# Exercise inputs:
________________________________________
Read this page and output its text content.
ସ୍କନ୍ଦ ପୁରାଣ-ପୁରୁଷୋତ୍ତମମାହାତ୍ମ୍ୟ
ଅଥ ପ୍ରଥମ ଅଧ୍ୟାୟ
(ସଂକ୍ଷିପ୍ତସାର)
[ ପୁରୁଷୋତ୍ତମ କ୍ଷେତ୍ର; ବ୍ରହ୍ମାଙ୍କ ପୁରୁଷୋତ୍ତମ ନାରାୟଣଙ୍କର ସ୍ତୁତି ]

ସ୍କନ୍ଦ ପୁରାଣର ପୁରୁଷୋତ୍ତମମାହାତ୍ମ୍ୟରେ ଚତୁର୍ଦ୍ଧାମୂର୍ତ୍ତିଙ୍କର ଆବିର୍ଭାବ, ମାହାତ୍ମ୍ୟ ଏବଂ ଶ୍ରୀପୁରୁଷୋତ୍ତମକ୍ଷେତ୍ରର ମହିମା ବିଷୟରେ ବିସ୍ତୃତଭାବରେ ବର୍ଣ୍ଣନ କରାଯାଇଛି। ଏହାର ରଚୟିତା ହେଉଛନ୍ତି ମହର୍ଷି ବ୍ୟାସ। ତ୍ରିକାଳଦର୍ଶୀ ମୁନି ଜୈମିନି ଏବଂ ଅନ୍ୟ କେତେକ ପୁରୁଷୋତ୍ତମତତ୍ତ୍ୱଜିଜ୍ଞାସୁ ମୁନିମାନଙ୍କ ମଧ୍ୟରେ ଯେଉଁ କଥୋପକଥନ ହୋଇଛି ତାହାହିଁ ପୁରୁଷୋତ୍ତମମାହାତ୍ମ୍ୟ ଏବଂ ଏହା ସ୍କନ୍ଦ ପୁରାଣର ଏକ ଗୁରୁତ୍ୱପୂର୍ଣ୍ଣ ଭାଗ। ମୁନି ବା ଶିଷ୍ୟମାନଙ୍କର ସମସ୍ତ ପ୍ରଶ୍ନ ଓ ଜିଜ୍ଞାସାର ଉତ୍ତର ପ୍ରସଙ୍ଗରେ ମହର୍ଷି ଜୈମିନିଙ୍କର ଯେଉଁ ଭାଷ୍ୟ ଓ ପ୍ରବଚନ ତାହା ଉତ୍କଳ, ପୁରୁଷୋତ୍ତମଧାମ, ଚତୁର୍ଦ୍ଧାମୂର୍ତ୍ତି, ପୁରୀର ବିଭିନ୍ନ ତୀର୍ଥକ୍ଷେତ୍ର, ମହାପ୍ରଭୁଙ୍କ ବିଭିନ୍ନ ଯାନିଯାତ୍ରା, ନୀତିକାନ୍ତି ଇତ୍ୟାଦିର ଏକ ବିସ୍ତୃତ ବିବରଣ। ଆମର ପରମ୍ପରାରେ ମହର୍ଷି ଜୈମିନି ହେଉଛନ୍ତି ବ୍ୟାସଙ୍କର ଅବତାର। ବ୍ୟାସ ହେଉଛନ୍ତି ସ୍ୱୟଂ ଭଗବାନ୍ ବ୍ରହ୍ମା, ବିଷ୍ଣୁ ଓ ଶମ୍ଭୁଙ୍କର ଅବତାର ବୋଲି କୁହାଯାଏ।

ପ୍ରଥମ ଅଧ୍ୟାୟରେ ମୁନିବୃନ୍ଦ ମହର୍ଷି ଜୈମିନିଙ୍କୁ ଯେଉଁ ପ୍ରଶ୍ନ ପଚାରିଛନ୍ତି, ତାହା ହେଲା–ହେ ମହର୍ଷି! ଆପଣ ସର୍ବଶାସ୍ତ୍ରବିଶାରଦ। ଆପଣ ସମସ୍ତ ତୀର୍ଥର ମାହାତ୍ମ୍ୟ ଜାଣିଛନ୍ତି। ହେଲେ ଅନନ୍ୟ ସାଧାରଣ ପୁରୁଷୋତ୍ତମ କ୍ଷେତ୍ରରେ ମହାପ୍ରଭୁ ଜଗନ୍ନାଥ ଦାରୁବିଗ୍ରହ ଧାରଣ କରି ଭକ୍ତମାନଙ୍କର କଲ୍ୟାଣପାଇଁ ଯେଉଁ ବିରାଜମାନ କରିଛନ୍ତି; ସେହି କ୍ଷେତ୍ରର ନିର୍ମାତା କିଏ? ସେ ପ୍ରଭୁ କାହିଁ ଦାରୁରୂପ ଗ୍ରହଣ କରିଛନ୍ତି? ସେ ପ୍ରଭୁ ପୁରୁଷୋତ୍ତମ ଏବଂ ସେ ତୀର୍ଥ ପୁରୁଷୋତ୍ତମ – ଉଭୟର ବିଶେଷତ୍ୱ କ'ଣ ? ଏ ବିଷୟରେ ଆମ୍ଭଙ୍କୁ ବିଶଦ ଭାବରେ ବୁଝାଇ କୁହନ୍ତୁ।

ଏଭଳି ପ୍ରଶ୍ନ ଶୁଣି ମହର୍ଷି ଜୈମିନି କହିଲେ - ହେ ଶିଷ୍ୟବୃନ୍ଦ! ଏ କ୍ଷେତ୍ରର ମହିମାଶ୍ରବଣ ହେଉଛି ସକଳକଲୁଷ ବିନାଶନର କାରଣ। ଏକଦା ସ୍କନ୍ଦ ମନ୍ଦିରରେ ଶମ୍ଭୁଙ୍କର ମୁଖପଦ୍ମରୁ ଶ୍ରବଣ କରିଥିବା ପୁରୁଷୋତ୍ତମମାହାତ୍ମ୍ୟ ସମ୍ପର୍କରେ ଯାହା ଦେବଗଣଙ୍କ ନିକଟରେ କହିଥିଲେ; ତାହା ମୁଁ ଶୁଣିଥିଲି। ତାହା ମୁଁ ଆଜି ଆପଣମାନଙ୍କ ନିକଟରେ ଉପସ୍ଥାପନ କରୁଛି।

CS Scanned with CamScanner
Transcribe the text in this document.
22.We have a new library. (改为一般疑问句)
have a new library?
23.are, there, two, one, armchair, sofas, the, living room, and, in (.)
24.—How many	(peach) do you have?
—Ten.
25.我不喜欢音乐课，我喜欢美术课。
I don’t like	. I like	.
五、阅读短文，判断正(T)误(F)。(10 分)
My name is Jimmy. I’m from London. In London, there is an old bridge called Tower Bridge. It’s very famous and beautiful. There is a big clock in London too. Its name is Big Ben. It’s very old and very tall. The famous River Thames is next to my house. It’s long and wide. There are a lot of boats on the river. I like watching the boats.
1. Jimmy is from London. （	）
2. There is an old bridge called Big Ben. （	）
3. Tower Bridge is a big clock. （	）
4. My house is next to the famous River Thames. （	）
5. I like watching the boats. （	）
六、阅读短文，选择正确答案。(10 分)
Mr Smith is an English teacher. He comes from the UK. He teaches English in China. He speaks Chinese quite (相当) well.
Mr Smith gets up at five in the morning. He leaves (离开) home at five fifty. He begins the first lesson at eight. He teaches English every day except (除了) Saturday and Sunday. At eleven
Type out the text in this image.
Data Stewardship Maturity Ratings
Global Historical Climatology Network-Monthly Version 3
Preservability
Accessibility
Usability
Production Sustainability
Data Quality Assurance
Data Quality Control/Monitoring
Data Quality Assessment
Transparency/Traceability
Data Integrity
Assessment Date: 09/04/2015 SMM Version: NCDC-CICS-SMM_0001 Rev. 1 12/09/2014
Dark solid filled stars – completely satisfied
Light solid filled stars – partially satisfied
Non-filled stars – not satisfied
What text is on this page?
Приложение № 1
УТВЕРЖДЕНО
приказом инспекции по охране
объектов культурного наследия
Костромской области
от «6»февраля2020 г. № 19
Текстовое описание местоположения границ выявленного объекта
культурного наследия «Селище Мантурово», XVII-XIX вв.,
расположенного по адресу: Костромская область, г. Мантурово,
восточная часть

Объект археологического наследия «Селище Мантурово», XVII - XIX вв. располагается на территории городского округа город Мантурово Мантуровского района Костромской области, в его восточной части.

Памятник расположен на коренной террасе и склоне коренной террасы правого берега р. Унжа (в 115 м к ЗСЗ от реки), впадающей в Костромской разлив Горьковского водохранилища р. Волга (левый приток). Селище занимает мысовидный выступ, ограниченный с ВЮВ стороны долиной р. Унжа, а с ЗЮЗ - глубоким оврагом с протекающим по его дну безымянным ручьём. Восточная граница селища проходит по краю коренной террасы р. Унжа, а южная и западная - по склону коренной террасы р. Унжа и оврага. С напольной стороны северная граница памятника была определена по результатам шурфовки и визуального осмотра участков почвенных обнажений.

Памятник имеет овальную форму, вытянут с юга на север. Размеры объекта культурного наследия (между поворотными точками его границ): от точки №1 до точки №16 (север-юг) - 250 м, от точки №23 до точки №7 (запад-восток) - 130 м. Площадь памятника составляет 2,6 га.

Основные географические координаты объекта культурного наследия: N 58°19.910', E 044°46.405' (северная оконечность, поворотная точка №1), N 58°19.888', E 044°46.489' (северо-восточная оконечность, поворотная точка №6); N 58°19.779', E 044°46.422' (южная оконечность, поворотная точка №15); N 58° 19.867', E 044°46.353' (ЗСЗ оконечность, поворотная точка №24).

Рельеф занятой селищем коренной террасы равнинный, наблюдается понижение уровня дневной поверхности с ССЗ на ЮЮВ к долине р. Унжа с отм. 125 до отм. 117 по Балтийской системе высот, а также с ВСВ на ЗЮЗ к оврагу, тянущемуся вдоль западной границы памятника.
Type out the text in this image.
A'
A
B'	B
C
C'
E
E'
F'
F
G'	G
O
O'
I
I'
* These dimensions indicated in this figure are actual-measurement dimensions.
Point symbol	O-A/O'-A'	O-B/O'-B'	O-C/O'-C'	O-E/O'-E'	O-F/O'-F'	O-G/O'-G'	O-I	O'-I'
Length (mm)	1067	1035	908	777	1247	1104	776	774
________________________________________
# Instructions to follow:
Copy out every line from the material above in which the word "Quality" appears.

# Exercise response:
Data Quality Assurance
Data Quality Control/Monitoring
Data Quality Assessment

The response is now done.